Chart and figure data
+ + + +
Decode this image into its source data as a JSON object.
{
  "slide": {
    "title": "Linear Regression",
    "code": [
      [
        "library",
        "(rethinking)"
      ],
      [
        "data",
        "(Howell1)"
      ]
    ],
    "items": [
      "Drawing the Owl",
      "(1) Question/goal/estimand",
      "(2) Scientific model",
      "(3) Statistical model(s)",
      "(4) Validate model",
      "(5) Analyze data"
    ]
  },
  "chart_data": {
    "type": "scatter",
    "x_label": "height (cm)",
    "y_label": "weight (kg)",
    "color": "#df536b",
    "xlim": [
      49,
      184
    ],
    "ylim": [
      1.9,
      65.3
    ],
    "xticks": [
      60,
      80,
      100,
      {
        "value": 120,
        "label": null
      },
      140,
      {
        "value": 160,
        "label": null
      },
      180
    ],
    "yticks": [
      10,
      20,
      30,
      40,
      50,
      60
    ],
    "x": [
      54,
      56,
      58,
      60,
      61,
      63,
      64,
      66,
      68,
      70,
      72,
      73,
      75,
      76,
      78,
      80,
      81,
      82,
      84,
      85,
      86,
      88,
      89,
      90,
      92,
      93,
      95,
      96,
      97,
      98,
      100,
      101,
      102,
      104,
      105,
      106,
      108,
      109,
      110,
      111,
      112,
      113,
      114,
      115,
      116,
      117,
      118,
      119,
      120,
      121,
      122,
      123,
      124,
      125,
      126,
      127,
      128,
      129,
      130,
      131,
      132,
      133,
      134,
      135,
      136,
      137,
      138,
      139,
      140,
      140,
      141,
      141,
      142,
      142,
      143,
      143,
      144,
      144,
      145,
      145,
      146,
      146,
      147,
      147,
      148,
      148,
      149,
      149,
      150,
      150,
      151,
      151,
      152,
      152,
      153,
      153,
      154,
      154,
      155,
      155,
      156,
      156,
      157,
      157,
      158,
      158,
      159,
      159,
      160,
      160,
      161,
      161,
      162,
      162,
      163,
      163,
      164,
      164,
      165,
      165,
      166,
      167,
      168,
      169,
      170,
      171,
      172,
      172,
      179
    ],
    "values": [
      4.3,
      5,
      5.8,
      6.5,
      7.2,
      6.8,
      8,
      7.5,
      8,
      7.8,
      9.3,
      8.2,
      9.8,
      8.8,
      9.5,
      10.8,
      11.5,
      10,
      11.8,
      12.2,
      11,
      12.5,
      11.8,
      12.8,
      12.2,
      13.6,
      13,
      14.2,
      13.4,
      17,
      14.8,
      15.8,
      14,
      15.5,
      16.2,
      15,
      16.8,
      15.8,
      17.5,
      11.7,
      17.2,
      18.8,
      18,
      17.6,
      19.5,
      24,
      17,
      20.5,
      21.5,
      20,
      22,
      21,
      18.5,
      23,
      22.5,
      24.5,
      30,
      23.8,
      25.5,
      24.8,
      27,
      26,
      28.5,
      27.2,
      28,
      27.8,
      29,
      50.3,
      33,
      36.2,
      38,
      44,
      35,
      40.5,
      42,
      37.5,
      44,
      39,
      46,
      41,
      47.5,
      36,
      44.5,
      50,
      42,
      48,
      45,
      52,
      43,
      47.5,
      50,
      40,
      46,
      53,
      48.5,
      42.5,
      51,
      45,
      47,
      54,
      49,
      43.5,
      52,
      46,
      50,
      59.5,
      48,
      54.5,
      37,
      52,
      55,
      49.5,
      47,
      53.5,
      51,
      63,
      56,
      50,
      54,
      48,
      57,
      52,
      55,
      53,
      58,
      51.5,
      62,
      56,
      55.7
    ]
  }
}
+ + + +
Your instructions:
Reproduce the entries above in full, verbatim.

Complete response:
Decode this image into its source data as a JSON object.
{
  "slide": {
    "title": "Linear Regression",
    "code": [
      [
        "library",
        "(rethinking)"
      ],
      [
        "data",
        "(Howell1)"
      ]
    ],
    "items": [
      "Drawing the Owl",
      "(1) Question/goal/estimand",
      "(2) Scientific model",
      "(3) Statistical model(s)",
      "(4) Validate model",
      "(5) Analyze data"
    ]
  },
  "chart_data": {
    "type": "scatter",
    "x_label": "height (cm)",
    "y_label": "weight (kg)",
    "color": "#df536b",
    "xlim": [
      49,
      184
    ],
    "ylim": [
      1.9,
      65.3
    ],
    "xticks": [
      60,
      80,
      100,
      {
        "value": 120,
        "label": null
      },
      140,
      {
        "value": 160,
        "label": null
      },
      180
    ],
    "yticks": [
      10,
      20,
      30,
      40,
      50,
      60
    ],
    "x": [
      54,
      56,
      58,
      60,
      61,
      63,
      64,
      66,
      68,
      70,
      72,
      73,
      75,
      76,
      78,
      80,
      81,
      82,
      84,
      85,
      86,
      88,
      89,
      90,
      92,
      93,
      95,
      96,
      97,
      98,
      100,
      101,
      102,
      104,
      105,
      106,
      108,
      109,
      110,
      111,
      112,
      113,
      114,
      115,
      116,
      117,
      118,
      119,
      120,
      121,
      122,
      123,
      124,
      125,
      126,
      127,
      128,
      129,
      130,
      131,
      132,
      133,
      134,
      135,
      136,
      137,
      138,
      139,
      140,
      140,
      141,
      141,
      142,
      142,
      143,
      143,
      144,
      144,
      145,
      145,
      146,
      146,
      147,
      147,
      148,
      148,
      149,
      149,
      150,
      150,
      151,
      151,
      152,
      152,
      153,
      153,
      154,
      154,
      155,
      155,
      156,
      156,
      157,
      157,
      158,
      158,
      159,
      159,
      160,
      160,
      161,
      161,
      162,
      162,
      163,
      163,
      164,
      164,
      165,
      165,
      166,
      167,
      168,
      169,
      170,
      171,
      172,
      172,
      179
    ],
    "values": [
      4.3,
      5,
      5.8,
      6.5,
      7.2,
      6.8,
      8,
      7.5,
      8,
      7.8,
      9.3,
      8.2,
      9.8,
      8.8,
      9.5,
      10.8,
      11.5,
      10,
      11.8,
      12.2,
      11,
      12.5,
      11.8,
      12.8,
      12.2,
      13.6,
      13,
      14.2,
      13.4,
      17,
      14.8,
      15.8,
      14,
      15.5,
      16.2,
      15,
      16.8,
      15.8,
      17.5,
      11.7,
      17.2,
      18.8,
      18,
      17.6,
      19.5,
      24,
      17,
      20.5,
      21.5,
      20,
      22,
      21,
      18.5,
      23,
      22.5,
      24.5,
      30,
      23.8,
      25.5,
      24.8,
      27,
      26,
      28.5,
      27.2,
      28,
      27.8,
      29,
      50.3,
      33,
      36.2,
      38,
      44,
      35,
      40.5,
      42,
      37.5,
      44,
      39,
      46,
      41,
      47.5,
      36,
      44.5,
      50,
      42,
      48,
      45,
      52,
      43,
      47.5,
      50,
      40,
      46,
      53,
      48.5,
      42.5,
      51,
      45,
      47,
      54,
      49,
      43.5,
      52,
      46,
      50,
      59.5,
      48,
      54.5,
      37,
      52,
      55,
      49.5,
      47,
      53.5,
      51,
      63,
      56,
      50,
      54,
      48,
      57,
      52,
      55,
      53,
      58,
      51.5,
      62,
      56,
      55.7
    ]
  }
}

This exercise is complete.